Extracted data entries:
+===+
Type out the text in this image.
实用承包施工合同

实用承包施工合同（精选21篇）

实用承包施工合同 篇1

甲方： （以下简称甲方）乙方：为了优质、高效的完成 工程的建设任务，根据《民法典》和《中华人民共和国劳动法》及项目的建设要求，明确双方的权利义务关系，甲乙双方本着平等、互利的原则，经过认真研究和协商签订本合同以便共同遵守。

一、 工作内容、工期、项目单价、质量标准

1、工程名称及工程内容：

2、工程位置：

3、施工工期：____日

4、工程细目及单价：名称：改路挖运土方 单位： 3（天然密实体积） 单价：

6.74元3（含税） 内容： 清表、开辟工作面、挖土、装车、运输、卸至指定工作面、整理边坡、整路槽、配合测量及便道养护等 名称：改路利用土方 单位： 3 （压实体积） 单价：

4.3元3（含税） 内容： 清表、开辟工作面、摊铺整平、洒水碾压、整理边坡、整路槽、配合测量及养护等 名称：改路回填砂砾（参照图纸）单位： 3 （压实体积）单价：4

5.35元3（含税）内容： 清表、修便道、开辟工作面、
+===+
Print the records once more, exactly as they were given.

• [Exercise answer]:
Type out the text in this image.
实用承包施工合同

实用承包施工合同（精选21篇）

实用承包施工合同 篇1

甲方： （以下简称甲方）乙方：为了优质、高效的完成 工程的建设任务，根据《民法典》和《中华人民共和国劳动法》及项目的建设要求，明确双方的权利义务关系，甲乙双方本着平等、互利的原则，经过认真研究和协商签订本合同以便共同遵守。

一、 工作内容、工期、项目单价、质量标准

1、工程名称及工程内容：

2、工程位置：

3、施工工期：____日

4、工程细目及单价：名称：改路挖运土方 单位： 3（天然密实体积） 单价：

6.74元3（含税） 内容： 清表、开辟工作面、挖土、装车、运输、卸至指定工作面、整理边坡、整路槽、配合测量及便道养护等 名称：改路利用土方 单位： 3 （压实体积） 单价：

4.3元3（含税） 内容： 清表、开辟工作面、摊铺整平、洒水碾压、整理边坡、整路槽、配合测量及养护等 名称：改路回填砂砾（参照图纸）单位： 3 （压实体积）单价：4

5.35元3（含税）内容： 清表、修便道、开辟工作面、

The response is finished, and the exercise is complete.